**** SUPPLIED RECORDS ****

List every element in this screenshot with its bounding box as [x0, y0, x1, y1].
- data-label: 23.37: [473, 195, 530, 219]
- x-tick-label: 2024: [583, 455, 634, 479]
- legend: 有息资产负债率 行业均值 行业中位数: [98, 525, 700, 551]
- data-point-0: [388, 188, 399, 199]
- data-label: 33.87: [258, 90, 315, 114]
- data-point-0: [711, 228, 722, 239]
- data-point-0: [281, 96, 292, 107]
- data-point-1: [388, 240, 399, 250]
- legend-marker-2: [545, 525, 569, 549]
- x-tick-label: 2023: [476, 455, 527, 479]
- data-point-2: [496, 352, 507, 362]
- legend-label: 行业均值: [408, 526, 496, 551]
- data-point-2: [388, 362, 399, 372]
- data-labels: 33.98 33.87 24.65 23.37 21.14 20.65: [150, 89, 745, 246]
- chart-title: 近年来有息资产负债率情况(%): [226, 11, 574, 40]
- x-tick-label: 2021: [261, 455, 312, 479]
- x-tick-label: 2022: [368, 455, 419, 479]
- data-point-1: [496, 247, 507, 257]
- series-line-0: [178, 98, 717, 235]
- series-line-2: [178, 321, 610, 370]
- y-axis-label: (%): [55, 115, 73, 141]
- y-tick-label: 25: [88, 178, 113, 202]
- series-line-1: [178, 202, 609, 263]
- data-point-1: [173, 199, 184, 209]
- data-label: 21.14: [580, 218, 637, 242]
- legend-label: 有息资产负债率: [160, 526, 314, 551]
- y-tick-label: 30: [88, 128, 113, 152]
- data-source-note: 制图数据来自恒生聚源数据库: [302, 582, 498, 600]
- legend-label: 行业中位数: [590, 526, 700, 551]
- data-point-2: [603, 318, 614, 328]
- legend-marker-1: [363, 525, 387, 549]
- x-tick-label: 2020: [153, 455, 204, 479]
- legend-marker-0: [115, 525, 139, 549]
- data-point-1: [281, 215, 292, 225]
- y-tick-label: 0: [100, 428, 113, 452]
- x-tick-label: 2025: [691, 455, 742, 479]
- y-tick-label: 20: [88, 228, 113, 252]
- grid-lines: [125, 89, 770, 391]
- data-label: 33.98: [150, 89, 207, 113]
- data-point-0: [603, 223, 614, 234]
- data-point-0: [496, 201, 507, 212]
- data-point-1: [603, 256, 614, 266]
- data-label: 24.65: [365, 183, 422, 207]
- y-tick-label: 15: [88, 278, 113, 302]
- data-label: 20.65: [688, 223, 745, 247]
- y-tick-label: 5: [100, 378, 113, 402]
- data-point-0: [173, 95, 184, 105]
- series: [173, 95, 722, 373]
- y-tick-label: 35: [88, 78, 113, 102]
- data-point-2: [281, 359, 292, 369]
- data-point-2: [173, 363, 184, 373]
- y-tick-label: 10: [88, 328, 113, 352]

****

#### DIRECTIONS
Copy every one of the records above line for line, with no changes.

#### FULL ANSWER
List every element in this screenshot with its bounding box as [x0, y0, x1, y1].
- data-label: 23.37: [473, 195, 530, 219]
- x-tick-label: 2024: [583, 455, 634, 479]
- legend: 有息资产负债率 行业均值 行业中位数: [98, 525, 700, 551]
- data-point-0: [388, 188, 399, 199]
- data-label: 33.87: [258, 90, 315, 114]
- data-point-0: [711, 228, 722, 239]
- data-point-0: [281, 96, 292, 107]
- data-point-1: [388, 240, 399, 250]
- legend-marker-2: [545, 525, 569, 549]
- x-tick-label: 2023: [476, 455, 527, 479]
- data-point-2: [496, 352, 507, 362]
- legend-label: 行业均值: [408, 526, 496, 551]
- data-point-2: [388, 362, 399, 372]
- data-labels: 33.98 33.87 24.65 23.37 21.14 20.65: [150, 89, 745, 246]
- chart-title: 近年来有息资产负债率情况(%): [226, 11, 574, 40]
- x-tick-label: 2021: [261, 455, 312, 479]
- x-tick-label: 2022: [368, 455, 419, 479]
- data-point-1: [496, 247, 507, 257]
- series-line-0: [178, 98, 717, 235]
- series-line-2: [178, 321, 610, 370]
- y-axis-label: (%): [55, 115, 73, 141]
- y-tick-label: 25: [88, 178, 113, 202]
- series-line-1: [178, 202, 609, 263]
- data-point-1: [173, 199, 184, 209]
- data-label: 21.14: [580, 218, 637, 242]
- legend-label: 有息资产负债率: [160, 526, 314, 551]
- y-tick-label: 30: [88, 128, 113, 152]
- data-source-note: 制图数据来自恒生聚源数据库: [302, 582, 498, 600]
- legend-label: 行业中位数: [590, 526, 700, 551]
- data-point-2: [603, 318, 614, 328]
- legend-marker-1: [363, 525, 387, 549]
- x-tick-label: 2020: [153, 455, 204, 479]
- legend-marker-0: [115, 525, 139, 549]
- data-point-1: [281, 215, 292, 225]
- y-tick-label: 0: [100, 428, 113, 452]
- x-tick-label: 2025: [691, 455, 742, 479]
- y-tick-label: 20: [88, 228, 113, 252]
- grid-lines: [125, 89, 770, 391]
- data-label: 33.98: [150, 89, 207, 113]
- data-point-0: [603, 223, 614, 234]
- data-point-0: [496, 201, 507, 212]
- data-point-1: [603, 256, 614, 266]
- data-label: 24.65: [365, 183, 422, 207]
- y-tick-label: 15: [88, 278, 113, 302]
- data-label: 20.65: [688, 223, 745, 247]
- y-tick-label: 5: [100, 378, 113, 402]
- data-point-0: [173, 95, 184, 105]
- series: [173, 95, 722, 373]
- y-tick-label: 35: [88, 78, 113, 102]
- data-point-2: [281, 359, 292, 369]
- data-point-2: [173, 363, 184, 373]
- y-tick-label: 10: [88, 328, 113, 352]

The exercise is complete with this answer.